__Aim__
Write out each line that follows exactly as it stands, without the pictures.

__Dataset__
::::
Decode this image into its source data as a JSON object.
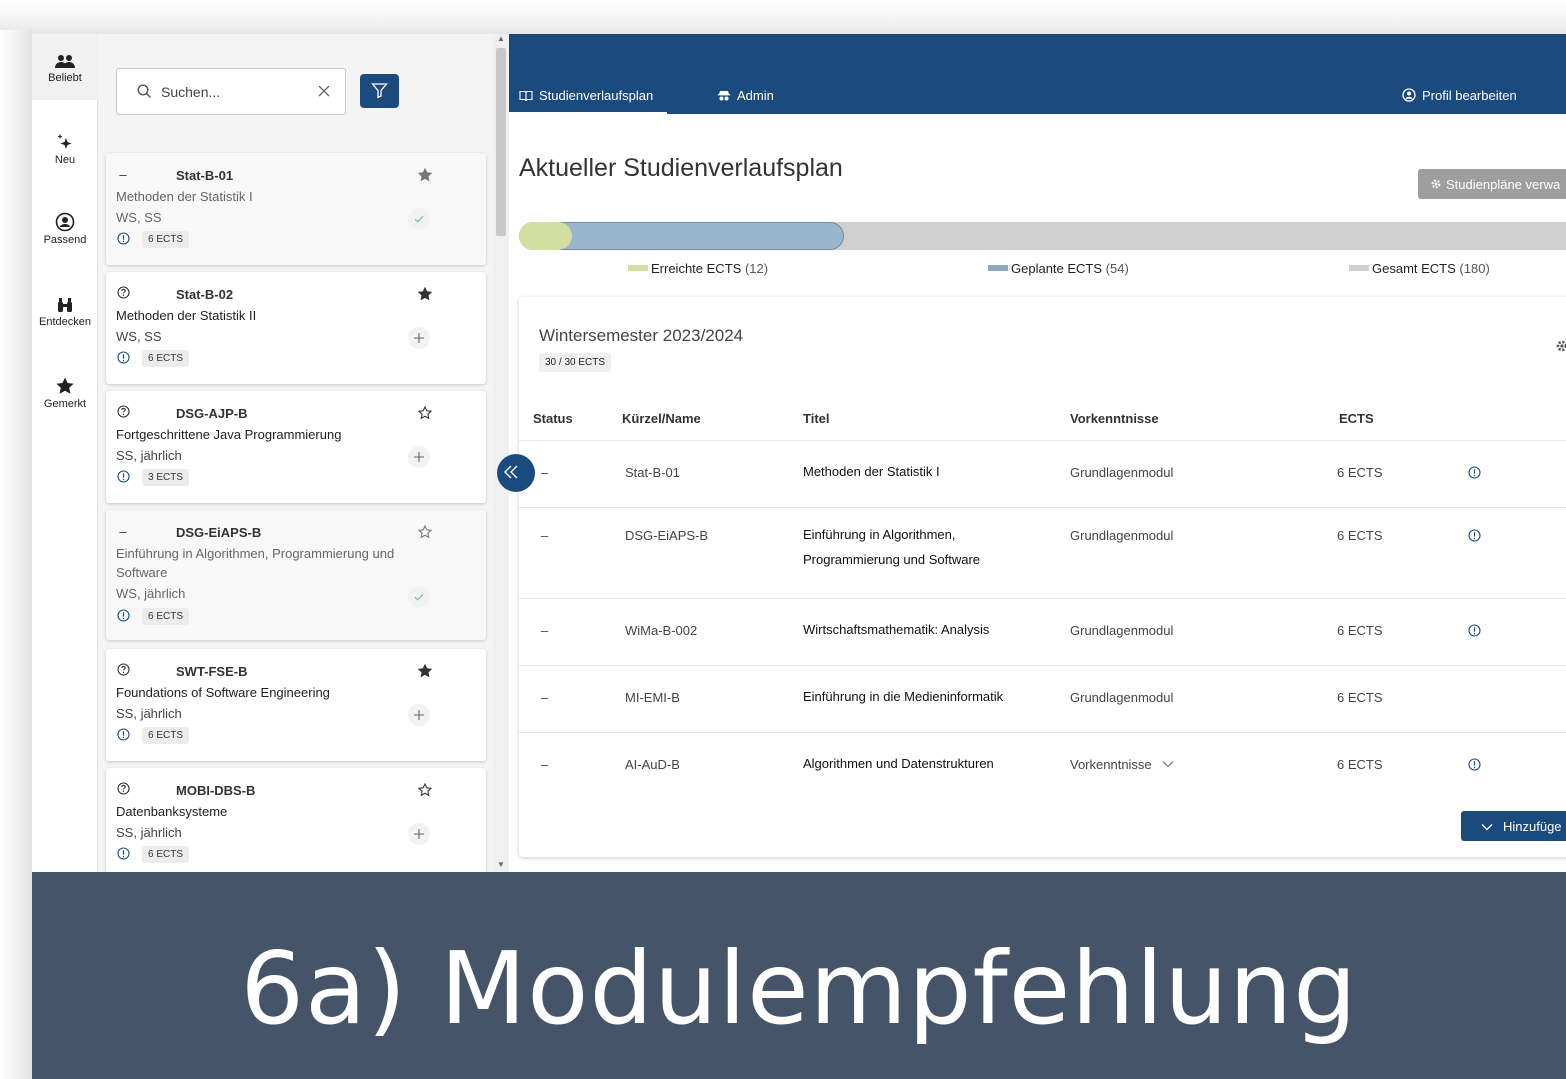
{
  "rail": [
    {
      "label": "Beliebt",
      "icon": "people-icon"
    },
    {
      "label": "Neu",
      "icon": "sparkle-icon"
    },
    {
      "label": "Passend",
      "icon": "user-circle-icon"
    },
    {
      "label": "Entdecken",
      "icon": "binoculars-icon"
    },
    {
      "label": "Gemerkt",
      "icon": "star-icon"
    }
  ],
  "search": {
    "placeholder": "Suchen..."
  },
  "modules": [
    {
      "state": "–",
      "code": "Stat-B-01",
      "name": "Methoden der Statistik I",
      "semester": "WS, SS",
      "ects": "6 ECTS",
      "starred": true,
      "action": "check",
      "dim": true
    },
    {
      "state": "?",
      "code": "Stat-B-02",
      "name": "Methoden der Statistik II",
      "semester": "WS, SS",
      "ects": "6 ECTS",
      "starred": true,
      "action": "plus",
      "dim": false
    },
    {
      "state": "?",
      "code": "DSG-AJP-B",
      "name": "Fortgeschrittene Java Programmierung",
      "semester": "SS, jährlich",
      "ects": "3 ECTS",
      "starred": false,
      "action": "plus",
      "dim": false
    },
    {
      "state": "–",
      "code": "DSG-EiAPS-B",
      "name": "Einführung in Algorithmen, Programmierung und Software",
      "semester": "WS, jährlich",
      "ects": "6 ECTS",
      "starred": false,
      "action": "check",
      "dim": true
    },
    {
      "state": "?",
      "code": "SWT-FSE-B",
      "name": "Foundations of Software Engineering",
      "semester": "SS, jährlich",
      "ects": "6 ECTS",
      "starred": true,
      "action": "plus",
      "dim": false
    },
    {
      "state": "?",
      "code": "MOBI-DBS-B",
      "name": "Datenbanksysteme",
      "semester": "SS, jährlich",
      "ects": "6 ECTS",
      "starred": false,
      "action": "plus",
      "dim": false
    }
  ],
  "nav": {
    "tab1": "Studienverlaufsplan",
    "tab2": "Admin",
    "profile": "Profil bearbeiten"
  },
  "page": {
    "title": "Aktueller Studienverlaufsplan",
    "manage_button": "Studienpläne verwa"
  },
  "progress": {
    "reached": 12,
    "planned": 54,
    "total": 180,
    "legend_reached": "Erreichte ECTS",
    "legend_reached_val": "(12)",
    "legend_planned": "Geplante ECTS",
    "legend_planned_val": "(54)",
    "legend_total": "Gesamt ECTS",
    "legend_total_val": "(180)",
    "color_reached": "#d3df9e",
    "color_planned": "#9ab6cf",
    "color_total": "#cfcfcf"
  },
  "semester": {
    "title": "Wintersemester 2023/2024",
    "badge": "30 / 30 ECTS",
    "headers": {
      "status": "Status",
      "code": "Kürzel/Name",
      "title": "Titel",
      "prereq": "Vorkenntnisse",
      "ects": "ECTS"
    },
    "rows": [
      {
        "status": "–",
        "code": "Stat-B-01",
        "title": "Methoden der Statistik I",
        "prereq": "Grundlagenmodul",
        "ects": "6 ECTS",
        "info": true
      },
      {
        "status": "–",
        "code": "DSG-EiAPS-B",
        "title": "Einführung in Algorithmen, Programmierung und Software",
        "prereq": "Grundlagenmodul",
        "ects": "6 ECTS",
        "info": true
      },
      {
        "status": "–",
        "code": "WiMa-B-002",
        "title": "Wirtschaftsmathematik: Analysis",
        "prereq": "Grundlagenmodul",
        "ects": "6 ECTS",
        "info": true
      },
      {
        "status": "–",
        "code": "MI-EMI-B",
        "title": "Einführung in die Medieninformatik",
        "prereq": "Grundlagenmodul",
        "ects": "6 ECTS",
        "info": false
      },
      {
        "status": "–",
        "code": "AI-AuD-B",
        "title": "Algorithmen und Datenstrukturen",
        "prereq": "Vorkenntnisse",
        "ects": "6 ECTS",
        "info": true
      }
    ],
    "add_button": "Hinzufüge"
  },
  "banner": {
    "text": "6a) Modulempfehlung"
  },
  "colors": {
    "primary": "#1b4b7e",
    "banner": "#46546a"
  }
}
::::
__Problem solution__
Decode this image into its source data as a JSON object.
{
  "rail": [
    {
      "label": "Beliebt",
      "icon": "people-icon"
    },
    {
      "label": "Neu",
      "icon": "sparkle-icon"
    },
    {
      "label": "Passend",
      "icon": "user-circle-icon"
    },
    {
      "label": "Entdecken",
      "icon": "binoculars-icon"
    },
    {
      "label": "Gemerkt",
      "icon": "star-icon"
    }
  ],
  "search": {
    "placeholder": "Suchen..."
  },
  "modules": [
    {
      "state": "–",
      "code": "Stat-B-01",
      "name": "Methoden der Statistik I",
      "semester": "WS, SS",
      "ects": "6 ECTS",
      "starred": true,
      "action": "check",
      "dim": true
    },
    {
      "state": "?",
      "code": "Stat-B-02",
      "name": "Methoden der Statistik II",
      "semester": "WS, SS",
      "ects": "6 ECTS",
      "starred": true,
      "action": "plus",
      "dim": false
    },
    {
      "state": "?",
      "code": "DSG-AJP-B",
      "name": "Fortgeschrittene Java Programmierung",
      "semester": "SS, jährlich",
      "ects": "3 ECTS",
      "starred": false,
      "action": "plus",
      "dim": false
    },
    {
      "state": "–",
      "code": "DSG-EiAPS-B",
      "name": "Einführung in Algorithmen, Programmierung und Software",
      "semester": "WS, jährlich",
      "ects": "6 ECTS",
      "starred": false,
      "action": "check",
      "dim": true
    },
    {
      "state": "?",
      "code": "SWT-FSE-B",
      "name": "Foundations of Software Engineering",
      "semester": "SS, jährlich",
      "ects": "6 ECTS",
      "starred": true,
      "action": "plus",
      "dim": false
    },
    {
      "state": "?",
      "code": "MOBI-DBS-B",
      "name": "Datenbanksysteme",
      "semester": "SS, jährlich",
      "ects": "6 ECTS",
      "starred": false,
      "action": "plus",
      "dim": false
    }
  ],
  "nav": {
    "tab1": "Studienverlaufsplan",
    "tab2": "Admin",
    "profile": "Profil bearbeiten"
  },
  "page": {
    "title": "Aktueller Studienverlaufsplan",
    "manage_button": "Studienpläne verwa"
  },
  "progress": {
    "reached": 12,
    "planned": 54,
    "total": 180,
    "legend_reached": "Erreichte ECTS",
    "legend_reached_val": "(12)",
    "legend_planned": "Geplante ECTS",
    "legend_planned_val": "(54)",
    "legend_total": "Gesamt ECTS",
    "legend_total_val": "(180)",
    "color_reached": "#d3df9e",
    "color_planned": "#9ab6cf",
    "color_total": "#cfcfcf"
  },
  "semester": {
    "title": "Wintersemester 2023/2024",
    "badge": "30 / 30 ECTS",
    "headers": {
      "status": "Status",
      "code": "Kürzel/Name",
      "title": "Titel",
      "prereq": "Vorkenntnisse",
      "ects": "ECTS"
    },
    "rows": [
      {
        "status": "–",
        "code": "Stat-B-01",
        "title": "Methoden der Statistik I",
        "prereq": "Grundlagenmodul",
        "ects": "6 ECTS",
        "info": true
      },
      {
        "status": "–",
        "code": "DSG-EiAPS-B",
        "title": "Einführung in Algorithmen, Programmierung und Software",
        "prereq": "Grundlagenmodul",
        "ects": "6 ECTS",
        "info": true
      },
      {
        "status": "–",
        "code": "WiMa-B-002",
        "title": "Wirtschaftsmathematik: Analysis",
        "prereq": "Grundlagenmodul",
        "ects": "6 ECTS",
        "info": true
      },
      {
        "status": "–",
        "code": "MI-EMI-B",
        "title": "Einführung in die Medieninformatik",
        "prereq": "Grundlagenmodul",
        "ects": "6 ECTS",
        "info": false
      },
      {
        "status": "–",
        "code": "AI-AuD-B",
        "title": "Algorithmen und Datenstrukturen",
        "prereq": "Vorkenntnisse",
        "ects": "6 ECTS",
        "info": true
      }
    ],
    "add_button": "Hinzufüge"
  },
  "banner": {
    "text": "6a) Modulempfehlung"
  },
  "colors": {
    "primary": "#1b4b7e",
    "banner": "#46546a"
  }
}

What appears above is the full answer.